#### Set exercise:
Write out the data again exactly, skipping every picture.

#### Materials provided:
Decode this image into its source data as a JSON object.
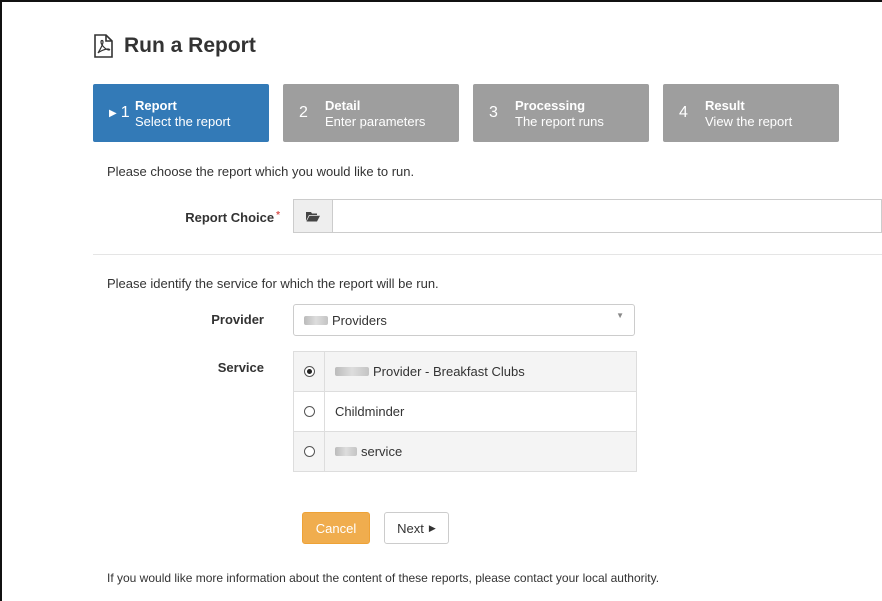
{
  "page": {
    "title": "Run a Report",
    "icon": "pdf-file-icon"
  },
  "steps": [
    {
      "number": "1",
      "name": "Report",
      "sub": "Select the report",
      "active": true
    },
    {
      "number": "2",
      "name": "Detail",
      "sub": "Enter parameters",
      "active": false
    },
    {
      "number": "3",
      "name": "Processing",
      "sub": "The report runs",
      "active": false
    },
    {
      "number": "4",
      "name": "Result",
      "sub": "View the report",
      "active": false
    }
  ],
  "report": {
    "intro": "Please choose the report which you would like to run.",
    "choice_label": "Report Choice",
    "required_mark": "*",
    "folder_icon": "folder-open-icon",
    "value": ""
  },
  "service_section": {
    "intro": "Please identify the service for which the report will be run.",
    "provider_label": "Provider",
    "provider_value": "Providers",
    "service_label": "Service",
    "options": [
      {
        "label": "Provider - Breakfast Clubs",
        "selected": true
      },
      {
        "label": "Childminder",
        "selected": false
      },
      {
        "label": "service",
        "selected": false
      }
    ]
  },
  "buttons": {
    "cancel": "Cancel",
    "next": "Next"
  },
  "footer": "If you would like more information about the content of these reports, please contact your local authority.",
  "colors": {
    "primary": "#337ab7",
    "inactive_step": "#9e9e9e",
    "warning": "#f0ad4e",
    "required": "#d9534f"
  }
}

#### Solved problem:
Decode this image into its source data as a JSON object.
{
  "page": {
    "title": "Run a Report",
    "icon": "pdf-file-icon"
  },
  "steps": [
    {
      "number": "1",
      "name": "Report",
      "sub": "Select the report",
      "active": true
    },
    {
      "number": "2",
      "name": "Detail",
      "sub": "Enter parameters",
      "active": false
    },
    {
      "number": "3",
      "name": "Processing",
      "sub": "The report runs",
      "active": false
    },
    {
      "number": "4",
      "name": "Result",
      "sub": "View the report",
      "active": false
    }
  ],
  "report": {
    "intro": "Please choose the report which you would like to run.",
    "choice_label": "Report Choice",
    "required_mark": "*",
    "folder_icon": "folder-open-icon",
    "value": ""
  },
  "service_section": {
    "intro": "Please identify the service for which the report will be run.",
    "provider_label": "Provider",
    "provider_value": "Providers",
    "service_label": "Service",
    "options": [
      {
        "label": "Provider - Breakfast Clubs",
        "selected": true
      },
      {
        "label": "Childminder",
        "selected": false
      },
      {
        "label": "service",
        "selected": false
      }
    ]
  },
  "buttons": {
    "cancel": "Cancel",
    "next": "Next"
  },
  "footer": "If you would like more information about the content of these reports, please contact your local authority.",
  "colors": {
    "primary": "#337ab7",
    "inactive_step": "#9e9e9e",
    "warning": "#f0ad4e",
    "required": "#d9534f"
  }
}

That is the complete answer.